--- Set exercise ---
Output exactly the lines that run from the line with "Extract all readable text from this page." to the end of the material, both ends included, and no other lines.

--- The records ---
┄┄┄┄┄┄

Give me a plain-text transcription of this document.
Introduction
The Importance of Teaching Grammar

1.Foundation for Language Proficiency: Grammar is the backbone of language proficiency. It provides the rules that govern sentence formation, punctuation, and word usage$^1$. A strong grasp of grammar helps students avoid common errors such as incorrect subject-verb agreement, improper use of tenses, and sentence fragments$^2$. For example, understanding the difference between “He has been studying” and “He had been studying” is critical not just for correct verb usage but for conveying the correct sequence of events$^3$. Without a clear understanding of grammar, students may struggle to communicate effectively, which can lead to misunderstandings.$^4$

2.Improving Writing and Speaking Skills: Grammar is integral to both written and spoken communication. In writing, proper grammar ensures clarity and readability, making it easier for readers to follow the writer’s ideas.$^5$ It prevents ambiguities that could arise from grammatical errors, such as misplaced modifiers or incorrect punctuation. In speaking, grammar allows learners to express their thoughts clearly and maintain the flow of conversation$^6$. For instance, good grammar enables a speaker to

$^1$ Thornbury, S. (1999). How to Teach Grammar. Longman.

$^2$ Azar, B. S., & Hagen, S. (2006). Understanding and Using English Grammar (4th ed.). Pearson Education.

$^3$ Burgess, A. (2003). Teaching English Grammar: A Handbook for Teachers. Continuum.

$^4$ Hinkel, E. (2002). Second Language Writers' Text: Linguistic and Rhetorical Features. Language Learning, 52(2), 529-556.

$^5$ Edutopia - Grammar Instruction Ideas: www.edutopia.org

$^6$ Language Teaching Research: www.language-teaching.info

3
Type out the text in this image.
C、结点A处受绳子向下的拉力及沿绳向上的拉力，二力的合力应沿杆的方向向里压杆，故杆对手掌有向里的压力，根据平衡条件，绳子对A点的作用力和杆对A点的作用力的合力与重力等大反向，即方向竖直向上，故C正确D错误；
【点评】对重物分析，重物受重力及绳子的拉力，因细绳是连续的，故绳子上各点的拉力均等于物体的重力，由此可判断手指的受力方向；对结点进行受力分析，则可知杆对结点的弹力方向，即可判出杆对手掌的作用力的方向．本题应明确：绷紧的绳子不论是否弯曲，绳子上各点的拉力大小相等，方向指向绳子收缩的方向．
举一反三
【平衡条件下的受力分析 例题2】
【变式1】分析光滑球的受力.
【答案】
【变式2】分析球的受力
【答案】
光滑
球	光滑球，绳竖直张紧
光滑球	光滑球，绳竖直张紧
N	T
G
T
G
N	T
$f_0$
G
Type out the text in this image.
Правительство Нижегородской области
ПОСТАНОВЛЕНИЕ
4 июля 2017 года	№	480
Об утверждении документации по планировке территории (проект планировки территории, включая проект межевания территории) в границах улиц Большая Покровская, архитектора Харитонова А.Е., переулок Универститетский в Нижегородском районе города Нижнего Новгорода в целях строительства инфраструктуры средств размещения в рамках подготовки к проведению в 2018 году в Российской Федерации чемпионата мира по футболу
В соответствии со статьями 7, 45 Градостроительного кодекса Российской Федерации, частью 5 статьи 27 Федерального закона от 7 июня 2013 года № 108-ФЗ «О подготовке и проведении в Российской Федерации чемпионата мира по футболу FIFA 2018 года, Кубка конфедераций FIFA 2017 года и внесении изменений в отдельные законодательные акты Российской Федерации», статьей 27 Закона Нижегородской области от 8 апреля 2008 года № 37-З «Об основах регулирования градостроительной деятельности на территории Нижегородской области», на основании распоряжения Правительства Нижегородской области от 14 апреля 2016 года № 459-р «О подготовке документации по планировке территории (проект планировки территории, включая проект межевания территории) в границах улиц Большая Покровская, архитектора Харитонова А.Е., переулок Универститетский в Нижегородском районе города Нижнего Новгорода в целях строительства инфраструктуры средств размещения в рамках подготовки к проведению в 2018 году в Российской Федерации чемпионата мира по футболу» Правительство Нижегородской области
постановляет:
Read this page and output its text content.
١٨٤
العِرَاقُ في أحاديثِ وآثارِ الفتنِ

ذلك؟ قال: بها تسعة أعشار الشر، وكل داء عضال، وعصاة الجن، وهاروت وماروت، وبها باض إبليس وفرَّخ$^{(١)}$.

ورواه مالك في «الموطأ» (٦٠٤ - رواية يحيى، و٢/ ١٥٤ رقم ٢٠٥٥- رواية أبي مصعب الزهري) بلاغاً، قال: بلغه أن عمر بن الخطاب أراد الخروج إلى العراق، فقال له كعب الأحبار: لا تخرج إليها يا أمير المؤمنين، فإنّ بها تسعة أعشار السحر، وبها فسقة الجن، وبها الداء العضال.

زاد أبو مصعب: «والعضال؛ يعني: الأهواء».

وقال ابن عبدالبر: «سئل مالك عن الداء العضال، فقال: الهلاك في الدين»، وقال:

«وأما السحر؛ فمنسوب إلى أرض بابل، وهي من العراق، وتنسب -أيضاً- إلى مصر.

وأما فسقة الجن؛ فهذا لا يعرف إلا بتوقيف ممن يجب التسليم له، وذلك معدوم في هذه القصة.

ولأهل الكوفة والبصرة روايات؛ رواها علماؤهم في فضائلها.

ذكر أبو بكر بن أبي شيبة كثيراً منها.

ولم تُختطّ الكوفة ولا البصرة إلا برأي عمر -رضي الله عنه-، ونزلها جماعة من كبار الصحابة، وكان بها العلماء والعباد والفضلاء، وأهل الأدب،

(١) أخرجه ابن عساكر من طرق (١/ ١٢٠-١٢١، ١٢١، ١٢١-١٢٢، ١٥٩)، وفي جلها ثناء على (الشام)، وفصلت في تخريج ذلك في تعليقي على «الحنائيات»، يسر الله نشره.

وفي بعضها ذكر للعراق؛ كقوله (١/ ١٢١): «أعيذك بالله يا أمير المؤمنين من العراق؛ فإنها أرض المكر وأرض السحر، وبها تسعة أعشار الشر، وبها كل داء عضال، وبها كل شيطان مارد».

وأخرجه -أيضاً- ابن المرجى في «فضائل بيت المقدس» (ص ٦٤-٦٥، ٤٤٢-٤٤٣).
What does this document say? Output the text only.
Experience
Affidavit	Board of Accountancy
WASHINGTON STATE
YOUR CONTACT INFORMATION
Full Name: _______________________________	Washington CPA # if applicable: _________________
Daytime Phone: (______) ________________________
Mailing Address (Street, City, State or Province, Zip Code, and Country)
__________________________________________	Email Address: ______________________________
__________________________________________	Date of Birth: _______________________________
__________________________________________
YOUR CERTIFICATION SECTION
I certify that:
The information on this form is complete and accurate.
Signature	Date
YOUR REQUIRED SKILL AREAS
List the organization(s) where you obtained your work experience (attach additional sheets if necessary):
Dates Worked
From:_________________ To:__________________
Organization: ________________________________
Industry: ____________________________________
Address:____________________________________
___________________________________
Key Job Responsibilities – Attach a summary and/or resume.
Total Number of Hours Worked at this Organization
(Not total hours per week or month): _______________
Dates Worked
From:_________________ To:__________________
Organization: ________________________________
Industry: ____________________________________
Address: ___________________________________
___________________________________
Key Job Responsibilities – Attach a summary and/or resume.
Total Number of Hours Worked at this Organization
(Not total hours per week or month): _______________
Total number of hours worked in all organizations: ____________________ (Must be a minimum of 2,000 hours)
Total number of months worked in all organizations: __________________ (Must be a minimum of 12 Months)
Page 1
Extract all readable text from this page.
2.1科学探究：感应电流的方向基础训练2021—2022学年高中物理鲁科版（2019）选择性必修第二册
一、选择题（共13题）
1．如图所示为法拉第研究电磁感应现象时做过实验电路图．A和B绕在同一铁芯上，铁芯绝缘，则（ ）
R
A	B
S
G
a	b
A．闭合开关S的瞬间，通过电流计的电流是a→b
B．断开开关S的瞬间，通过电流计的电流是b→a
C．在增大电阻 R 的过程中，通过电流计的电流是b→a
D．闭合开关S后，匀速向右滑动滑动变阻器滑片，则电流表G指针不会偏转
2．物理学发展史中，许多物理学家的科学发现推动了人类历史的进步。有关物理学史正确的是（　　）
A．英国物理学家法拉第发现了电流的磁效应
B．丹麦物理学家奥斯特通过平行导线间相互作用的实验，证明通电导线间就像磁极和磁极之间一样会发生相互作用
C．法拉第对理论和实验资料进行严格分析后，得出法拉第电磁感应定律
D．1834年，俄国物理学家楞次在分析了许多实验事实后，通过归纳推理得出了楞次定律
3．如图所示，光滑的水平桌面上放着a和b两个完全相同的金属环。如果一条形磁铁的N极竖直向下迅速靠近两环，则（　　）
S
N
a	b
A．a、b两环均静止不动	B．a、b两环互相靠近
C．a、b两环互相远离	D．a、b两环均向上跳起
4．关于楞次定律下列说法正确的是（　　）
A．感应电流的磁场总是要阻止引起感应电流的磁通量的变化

┄┄┄┄┄┄

--- Task response ---
Extract all readable text from this page.
2.1科学探究：感应电流的方向基础训练2021—2022学年高中物理鲁科版（2019）选择性必修第二册
一、选择题（共13题）
1．如图所示为法拉第研究电磁感应现象时做过实验电路图．A和B绕在同一铁芯上，铁芯绝缘，则（ ）
R
A	B
S
G
a	b
A．闭合开关S的瞬间，通过电流计的电流是a→b
B．断开开关S的瞬间，通过电流计的电流是b→a
C．在增大电阻 R 的过程中，通过电流计的电流是b→a
D．闭合开关S后，匀速向右滑动滑动变阻器滑片，则电流表G指针不会偏转
2．物理学发展史中，许多物理学家的科学发现推动了人类历史的进步。有关物理学史正确的是（　　）
A．英国物理学家法拉第发现了电流的磁效应
B．丹麦物理学家奥斯特通过平行导线间相互作用的实验，证明通电导线间就像磁极和磁极之间一样会发生相互作用
C．法拉第对理论和实验资料进行严格分析后，得出法拉第电磁感应定律
D．1834年，俄国物理学家楞次在分析了许多实验事实后，通过归纳推理得出了楞次定律
3．如图所示，光滑的水平桌面上放着a和b两个完全相同的金属环。如果一条形磁铁的N极竖直向下迅速靠近两环，则（　　）
S
N
a	b
A．a、b两环均静止不动	B．a、b两环互相靠近
C．a、b两环互相远离	D．a、b两环均向上跳起
4．关于楞次定律下列说法正确的是（　　）
A．感应电流的磁场总是要阻止引起感应电流的磁通量的变化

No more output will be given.